◆ Exercise prompt ◆
Copy the material from the line with "Output each element" to the line with "150, 655, 159]", reproducing both of those lines and everything between them without any change.

◆ Records provided ◆
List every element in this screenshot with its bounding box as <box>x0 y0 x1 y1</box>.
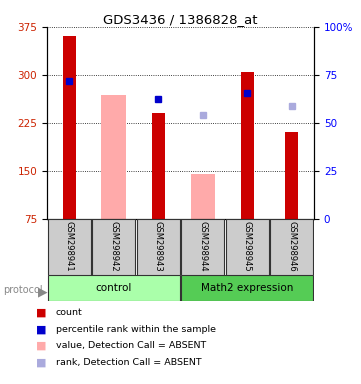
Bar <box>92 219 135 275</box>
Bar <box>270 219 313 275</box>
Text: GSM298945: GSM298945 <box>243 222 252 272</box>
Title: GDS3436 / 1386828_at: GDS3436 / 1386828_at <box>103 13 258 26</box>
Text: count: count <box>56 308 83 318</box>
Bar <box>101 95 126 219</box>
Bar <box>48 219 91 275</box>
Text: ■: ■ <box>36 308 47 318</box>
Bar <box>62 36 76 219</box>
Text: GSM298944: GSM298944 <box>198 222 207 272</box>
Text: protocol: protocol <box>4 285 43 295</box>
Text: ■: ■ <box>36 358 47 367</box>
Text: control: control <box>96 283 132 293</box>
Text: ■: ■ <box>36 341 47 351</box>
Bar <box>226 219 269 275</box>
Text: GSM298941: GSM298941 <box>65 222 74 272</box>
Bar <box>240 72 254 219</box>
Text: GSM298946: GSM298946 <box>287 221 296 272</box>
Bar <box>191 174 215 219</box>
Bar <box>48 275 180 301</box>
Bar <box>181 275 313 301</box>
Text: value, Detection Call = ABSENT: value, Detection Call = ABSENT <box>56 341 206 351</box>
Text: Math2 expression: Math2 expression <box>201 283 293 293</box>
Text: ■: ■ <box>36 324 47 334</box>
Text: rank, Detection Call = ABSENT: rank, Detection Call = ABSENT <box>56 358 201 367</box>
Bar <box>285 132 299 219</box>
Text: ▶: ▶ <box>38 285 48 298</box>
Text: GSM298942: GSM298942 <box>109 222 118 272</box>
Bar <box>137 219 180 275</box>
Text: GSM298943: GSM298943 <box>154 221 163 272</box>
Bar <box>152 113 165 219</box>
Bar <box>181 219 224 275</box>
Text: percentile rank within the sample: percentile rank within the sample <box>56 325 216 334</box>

--

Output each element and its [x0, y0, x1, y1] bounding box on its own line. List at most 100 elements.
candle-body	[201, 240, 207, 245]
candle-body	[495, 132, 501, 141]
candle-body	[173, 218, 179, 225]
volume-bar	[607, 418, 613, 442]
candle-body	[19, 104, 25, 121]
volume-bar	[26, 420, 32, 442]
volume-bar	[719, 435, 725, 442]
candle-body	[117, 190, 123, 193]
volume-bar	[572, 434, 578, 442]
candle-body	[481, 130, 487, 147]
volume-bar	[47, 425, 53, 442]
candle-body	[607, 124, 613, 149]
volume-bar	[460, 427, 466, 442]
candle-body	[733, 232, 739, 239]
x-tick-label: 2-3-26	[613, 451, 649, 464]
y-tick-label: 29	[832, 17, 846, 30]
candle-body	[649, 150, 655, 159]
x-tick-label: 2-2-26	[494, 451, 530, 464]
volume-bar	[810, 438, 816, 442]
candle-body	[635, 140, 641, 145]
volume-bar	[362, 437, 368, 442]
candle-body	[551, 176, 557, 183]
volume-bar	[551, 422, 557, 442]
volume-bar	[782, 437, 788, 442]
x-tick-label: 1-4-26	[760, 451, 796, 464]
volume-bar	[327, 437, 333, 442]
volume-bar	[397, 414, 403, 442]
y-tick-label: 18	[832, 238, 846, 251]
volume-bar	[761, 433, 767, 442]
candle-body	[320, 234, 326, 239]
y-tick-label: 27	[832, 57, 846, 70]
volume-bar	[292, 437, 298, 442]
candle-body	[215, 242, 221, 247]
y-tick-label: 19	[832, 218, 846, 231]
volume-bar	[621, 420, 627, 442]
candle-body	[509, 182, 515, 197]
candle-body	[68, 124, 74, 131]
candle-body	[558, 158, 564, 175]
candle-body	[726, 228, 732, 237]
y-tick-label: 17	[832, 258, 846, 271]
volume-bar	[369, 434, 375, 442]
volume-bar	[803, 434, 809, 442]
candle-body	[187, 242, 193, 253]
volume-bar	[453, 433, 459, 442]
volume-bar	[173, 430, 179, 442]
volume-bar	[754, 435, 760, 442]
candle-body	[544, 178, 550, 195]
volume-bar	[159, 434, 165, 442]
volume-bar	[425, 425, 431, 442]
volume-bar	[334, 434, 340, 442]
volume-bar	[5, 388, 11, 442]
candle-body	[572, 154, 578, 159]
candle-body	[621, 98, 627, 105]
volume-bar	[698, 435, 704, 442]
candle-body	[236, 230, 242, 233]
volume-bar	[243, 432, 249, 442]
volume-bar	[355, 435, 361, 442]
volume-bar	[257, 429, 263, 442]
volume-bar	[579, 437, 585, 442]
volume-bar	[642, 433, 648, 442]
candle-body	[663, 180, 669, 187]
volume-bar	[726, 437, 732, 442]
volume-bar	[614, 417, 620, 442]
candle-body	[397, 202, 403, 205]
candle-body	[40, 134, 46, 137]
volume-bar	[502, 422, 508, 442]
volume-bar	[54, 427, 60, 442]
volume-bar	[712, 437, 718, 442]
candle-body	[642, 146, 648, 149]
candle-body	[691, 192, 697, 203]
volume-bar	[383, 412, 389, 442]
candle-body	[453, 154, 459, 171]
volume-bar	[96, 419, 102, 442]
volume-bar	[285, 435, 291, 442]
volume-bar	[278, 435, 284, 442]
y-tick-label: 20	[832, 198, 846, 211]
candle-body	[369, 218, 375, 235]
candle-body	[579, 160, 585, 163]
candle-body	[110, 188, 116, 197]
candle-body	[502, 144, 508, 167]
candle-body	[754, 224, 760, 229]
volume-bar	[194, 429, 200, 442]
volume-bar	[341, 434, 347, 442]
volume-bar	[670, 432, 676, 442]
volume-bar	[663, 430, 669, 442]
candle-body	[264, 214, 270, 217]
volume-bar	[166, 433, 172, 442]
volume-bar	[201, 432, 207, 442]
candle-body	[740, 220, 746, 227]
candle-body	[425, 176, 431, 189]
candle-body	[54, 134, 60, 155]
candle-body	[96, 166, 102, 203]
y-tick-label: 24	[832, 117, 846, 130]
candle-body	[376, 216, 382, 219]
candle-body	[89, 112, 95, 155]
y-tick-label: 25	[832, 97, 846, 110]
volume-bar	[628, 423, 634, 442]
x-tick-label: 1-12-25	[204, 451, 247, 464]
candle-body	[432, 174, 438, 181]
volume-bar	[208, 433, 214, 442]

◆ Output of the exercise ◆
Output each element and its [x0, y0, x1, y1] bounding box on its own line. List at most 100 elements.
candle-body	[201, 240, 207, 245]
candle-body	[495, 132, 501, 141]
candle-body	[173, 218, 179, 225]
volume-bar	[607, 418, 613, 442]
candle-body	[19, 104, 25, 121]
volume-bar	[26, 420, 32, 442]
volume-bar	[719, 435, 725, 442]
candle-body	[117, 190, 123, 193]
volume-bar	[572, 434, 578, 442]
candle-body	[481, 130, 487, 147]
volume-bar	[47, 425, 53, 442]
candle-body	[607, 124, 613, 149]
volume-bar	[460, 427, 466, 442]
candle-body	[733, 232, 739, 239]
x-tick-label: 2-3-26	[613, 451, 649, 464]
y-tick-label: 29	[832, 17, 846, 30]
candle-body	[649, 150, 655, 159]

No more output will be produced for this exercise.